:: Problem requirements ::
Please output the lines of data below, unchanged, from the line containing "Annotate this image: element" through the line containing "command-label: Quickly create". Include both of those lines.

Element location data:
==============================

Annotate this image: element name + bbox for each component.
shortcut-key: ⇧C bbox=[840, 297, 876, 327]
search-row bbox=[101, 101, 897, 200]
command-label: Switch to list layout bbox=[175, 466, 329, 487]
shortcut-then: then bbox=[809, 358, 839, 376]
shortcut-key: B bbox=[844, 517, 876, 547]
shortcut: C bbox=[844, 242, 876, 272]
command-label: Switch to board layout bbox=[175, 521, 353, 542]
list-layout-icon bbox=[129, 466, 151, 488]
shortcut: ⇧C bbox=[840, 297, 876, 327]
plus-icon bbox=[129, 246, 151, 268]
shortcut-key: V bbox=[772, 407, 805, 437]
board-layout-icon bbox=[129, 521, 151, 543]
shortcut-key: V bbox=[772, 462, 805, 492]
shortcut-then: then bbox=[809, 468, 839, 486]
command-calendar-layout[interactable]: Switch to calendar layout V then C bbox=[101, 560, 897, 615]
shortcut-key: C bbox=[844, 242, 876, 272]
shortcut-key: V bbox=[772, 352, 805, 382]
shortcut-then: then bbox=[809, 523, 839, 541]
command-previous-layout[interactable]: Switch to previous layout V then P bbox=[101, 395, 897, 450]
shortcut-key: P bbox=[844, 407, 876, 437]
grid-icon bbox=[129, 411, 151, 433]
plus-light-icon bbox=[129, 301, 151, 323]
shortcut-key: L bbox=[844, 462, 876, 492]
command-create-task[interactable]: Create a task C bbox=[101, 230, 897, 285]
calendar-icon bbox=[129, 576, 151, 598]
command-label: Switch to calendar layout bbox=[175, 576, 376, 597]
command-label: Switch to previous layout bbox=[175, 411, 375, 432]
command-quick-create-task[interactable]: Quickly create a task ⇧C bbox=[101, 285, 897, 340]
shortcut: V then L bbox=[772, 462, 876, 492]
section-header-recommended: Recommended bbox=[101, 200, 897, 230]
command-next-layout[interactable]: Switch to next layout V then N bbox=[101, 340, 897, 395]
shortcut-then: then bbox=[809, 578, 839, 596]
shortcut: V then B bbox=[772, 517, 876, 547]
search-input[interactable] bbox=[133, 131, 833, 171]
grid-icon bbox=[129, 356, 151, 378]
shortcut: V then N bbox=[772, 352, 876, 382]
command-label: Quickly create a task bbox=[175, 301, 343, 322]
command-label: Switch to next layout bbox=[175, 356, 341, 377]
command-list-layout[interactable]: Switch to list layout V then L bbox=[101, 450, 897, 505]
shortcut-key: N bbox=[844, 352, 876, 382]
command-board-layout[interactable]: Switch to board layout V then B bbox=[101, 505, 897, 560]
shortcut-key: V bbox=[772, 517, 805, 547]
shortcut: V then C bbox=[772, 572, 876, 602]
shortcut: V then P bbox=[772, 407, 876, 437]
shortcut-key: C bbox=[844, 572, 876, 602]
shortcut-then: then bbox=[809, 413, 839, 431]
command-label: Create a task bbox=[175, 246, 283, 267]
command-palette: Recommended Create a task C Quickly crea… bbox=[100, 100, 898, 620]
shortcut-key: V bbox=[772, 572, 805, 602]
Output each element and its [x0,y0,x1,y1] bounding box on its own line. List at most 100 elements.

==============================

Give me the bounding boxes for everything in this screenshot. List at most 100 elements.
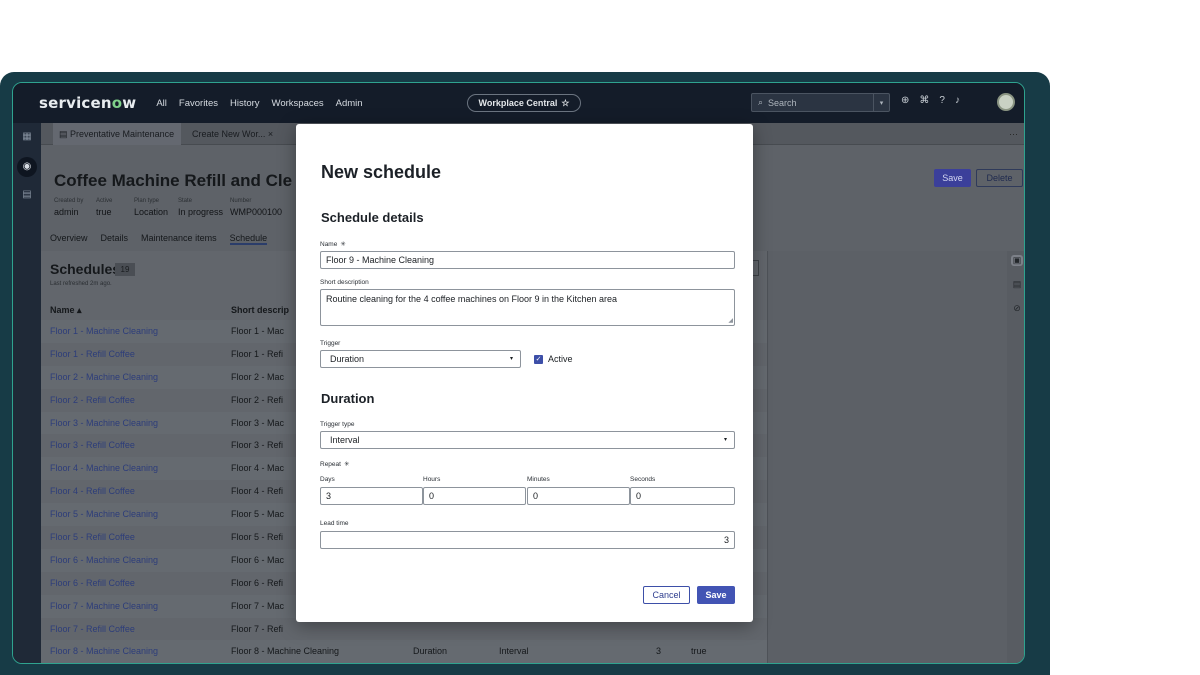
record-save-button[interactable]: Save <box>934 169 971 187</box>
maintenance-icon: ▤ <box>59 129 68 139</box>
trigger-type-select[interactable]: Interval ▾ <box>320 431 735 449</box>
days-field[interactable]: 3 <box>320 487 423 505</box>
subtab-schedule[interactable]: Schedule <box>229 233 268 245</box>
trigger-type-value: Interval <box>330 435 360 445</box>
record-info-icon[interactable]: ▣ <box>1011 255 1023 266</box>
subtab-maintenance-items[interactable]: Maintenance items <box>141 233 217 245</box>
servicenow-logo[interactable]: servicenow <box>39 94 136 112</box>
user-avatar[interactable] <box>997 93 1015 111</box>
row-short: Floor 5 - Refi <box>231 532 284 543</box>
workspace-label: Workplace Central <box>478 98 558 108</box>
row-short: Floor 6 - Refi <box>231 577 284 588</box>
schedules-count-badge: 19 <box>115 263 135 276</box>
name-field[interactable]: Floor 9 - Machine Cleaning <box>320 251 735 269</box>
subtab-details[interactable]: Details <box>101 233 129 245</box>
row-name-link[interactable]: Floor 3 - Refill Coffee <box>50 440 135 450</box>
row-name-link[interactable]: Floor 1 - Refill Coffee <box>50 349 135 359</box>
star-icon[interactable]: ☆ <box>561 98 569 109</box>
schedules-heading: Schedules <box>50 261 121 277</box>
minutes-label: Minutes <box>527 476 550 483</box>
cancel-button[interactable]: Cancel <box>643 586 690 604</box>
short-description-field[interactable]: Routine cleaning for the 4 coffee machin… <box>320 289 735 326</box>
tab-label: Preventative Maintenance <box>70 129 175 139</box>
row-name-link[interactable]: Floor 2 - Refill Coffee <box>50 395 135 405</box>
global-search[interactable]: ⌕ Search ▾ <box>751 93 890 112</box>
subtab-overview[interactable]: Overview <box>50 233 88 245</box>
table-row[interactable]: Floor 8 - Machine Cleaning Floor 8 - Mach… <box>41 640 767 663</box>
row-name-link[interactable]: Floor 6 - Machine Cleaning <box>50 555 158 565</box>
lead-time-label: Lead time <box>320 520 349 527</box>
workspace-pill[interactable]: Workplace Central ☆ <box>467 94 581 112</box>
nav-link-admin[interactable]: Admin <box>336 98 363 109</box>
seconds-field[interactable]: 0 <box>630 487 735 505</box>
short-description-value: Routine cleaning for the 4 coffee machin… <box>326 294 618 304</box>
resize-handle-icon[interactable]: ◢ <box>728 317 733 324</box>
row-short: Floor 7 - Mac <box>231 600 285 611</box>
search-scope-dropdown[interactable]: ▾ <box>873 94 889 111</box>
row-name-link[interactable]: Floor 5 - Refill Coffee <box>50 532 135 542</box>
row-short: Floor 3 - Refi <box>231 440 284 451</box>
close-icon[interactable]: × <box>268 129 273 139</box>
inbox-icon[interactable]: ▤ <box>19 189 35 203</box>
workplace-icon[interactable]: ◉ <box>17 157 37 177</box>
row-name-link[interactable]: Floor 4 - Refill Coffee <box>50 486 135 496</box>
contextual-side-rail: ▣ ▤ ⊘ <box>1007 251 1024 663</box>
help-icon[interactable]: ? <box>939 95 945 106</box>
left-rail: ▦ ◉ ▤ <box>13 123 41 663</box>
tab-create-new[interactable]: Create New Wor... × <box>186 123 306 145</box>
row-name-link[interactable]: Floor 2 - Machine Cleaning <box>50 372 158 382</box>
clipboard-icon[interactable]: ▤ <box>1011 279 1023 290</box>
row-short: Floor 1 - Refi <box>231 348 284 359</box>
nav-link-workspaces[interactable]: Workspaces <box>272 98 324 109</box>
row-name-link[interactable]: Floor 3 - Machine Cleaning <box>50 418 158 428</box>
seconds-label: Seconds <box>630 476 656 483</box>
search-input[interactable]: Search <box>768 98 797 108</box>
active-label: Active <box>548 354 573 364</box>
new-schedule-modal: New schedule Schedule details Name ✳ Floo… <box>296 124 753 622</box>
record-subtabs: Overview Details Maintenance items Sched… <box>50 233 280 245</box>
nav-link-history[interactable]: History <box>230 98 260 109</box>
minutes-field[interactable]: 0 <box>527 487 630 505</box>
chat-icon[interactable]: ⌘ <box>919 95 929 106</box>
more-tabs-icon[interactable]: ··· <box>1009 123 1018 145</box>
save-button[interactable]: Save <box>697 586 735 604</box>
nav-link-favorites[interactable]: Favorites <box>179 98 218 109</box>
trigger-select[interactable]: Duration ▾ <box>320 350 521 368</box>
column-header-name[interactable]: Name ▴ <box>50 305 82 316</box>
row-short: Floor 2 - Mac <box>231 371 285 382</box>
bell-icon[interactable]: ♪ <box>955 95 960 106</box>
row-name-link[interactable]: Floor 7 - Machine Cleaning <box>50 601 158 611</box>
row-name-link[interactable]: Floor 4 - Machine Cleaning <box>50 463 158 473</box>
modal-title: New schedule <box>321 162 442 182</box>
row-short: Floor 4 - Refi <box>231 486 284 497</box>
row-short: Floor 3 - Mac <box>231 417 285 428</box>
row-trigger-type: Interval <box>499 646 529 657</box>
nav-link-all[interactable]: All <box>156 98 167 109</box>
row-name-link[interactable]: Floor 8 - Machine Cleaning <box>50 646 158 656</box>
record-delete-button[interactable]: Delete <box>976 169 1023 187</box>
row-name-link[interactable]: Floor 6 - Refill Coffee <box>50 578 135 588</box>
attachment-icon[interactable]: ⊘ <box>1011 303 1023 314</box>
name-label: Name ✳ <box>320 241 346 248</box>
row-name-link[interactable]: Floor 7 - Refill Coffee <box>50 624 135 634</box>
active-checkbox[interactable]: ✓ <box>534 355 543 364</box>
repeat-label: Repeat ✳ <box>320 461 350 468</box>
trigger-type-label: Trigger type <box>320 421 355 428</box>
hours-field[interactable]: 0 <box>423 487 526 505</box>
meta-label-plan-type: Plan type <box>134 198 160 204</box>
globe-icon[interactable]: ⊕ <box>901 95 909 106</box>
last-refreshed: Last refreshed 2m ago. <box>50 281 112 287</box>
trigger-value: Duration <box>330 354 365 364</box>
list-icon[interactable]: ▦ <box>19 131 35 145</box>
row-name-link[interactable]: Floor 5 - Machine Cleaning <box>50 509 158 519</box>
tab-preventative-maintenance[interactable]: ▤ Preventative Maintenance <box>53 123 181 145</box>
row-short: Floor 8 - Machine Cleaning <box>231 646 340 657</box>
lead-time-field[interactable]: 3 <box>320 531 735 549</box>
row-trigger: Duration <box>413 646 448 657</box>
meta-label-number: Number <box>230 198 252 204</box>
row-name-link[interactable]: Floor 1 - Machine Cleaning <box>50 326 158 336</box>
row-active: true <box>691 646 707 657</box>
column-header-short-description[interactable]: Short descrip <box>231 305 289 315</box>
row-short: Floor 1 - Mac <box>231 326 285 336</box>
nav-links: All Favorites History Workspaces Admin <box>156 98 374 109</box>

==============================

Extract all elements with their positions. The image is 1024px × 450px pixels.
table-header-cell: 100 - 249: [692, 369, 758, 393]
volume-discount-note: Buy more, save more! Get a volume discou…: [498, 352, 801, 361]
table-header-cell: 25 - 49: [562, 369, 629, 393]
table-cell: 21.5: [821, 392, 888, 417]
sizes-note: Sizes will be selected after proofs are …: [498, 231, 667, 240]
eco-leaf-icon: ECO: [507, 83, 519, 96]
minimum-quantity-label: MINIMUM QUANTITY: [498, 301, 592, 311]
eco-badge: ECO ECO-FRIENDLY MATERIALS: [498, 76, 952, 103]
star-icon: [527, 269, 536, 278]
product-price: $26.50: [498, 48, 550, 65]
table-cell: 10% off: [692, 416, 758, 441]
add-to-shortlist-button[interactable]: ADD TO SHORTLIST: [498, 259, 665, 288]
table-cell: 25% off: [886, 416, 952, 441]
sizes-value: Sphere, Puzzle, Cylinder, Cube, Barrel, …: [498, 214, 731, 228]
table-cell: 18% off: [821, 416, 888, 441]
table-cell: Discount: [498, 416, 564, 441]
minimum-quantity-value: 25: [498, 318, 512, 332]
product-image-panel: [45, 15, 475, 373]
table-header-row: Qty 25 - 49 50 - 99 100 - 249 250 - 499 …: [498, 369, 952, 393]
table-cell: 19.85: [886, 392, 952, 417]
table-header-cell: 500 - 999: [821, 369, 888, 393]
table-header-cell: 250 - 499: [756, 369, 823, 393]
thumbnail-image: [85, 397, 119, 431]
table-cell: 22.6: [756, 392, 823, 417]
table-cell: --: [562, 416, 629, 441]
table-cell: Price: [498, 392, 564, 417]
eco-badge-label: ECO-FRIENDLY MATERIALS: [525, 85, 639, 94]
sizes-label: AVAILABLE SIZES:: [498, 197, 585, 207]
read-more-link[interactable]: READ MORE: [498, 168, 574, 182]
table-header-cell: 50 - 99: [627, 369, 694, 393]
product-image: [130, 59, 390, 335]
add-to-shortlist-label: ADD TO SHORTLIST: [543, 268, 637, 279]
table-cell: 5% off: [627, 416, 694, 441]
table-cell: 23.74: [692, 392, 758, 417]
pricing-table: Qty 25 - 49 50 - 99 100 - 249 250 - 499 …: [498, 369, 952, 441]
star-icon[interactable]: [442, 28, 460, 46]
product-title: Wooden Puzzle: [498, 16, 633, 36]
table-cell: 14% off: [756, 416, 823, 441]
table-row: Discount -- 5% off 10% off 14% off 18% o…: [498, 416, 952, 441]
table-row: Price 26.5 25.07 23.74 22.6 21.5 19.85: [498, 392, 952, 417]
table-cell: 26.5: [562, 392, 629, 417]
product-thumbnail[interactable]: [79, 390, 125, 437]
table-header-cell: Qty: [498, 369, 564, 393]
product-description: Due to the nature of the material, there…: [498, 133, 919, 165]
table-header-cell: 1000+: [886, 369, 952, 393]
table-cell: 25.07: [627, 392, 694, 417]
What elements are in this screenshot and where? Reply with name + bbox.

==============================

:: Task response ::
Annotate this image: element name + bbox for each component.
shortcut-key: ⇧C bbox=[840, 297, 876, 327]
search-row bbox=[101, 101, 897, 200]
command-label: Switch to list layout bbox=[175, 466, 329, 487]
shortcut-then: then bbox=[809, 358, 839, 376]
shortcut-key: B bbox=[844, 517, 876, 547]
shortcut: C bbox=[844, 242, 876, 272]
command-label: Switch to board layout bbox=[175, 521, 353, 542]
list-layout-icon bbox=[129, 466, 151, 488]
shortcut: ⇧C bbox=[840, 297, 876, 327]
plus-icon bbox=[129, 246, 151, 268]
shortcut-key: V bbox=[772, 407, 805, 437]
board-layout-icon bbox=[129, 521, 151, 543]
shortcut-key: V bbox=[772, 462, 805, 492]
shortcut-then: then bbox=[809, 468, 839, 486]
command-calendar-layout[interactable]: Switch to calendar layout V then C bbox=[101, 560, 897, 615]
shortcut-key: C bbox=[844, 242, 876, 272]
shortcut-key: V bbox=[772, 352, 805, 382]
shortcut-then: then bbox=[809, 523, 839, 541]
command-previous-layout[interactable]: Switch to previous layout V then P bbox=[101, 395, 897, 450]
shortcut-key: P bbox=[844, 407, 876, 437]
grid-icon bbox=[129, 411, 151, 433]
plus-light-icon bbox=[129, 301, 151, 323]
shortcut-key: L bbox=[844, 462, 876, 492]
command-create-task[interactable]: Create a task C bbox=[101, 230, 897, 285]
calendar-icon bbox=[129, 576, 151, 598]
command-label: Switch to calendar layout bbox=[175, 576, 376, 597]
command-label: Switch to previous layout bbox=[175, 411, 375, 432]
command-quick-create-task[interactable]: Quickly create a task ⇧C bbox=[101, 285, 897, 340]
shortcut: V then L bbox=[772, 462, 876, 492]
section-header-recommended: Recommended bbox=[101, 200, 897, 230]
command-next-layout[interactable]: Switch to next layout V then N bbox=[101, 340, 897, 395]
shortcut-then: then bbox=[809, 578, 839, 596]
shortcut: V then B bbox=[772, 517, 876, 547]
search-input[interactable] bbox=[133, 131, 833, 171]
grid-icon bbox=[129, 356, 151, 378]
shortcut: V then N bbox=[772, 352, 876, 382]
command-label: Quickly create a task bbox=[175, 301, 343, 322]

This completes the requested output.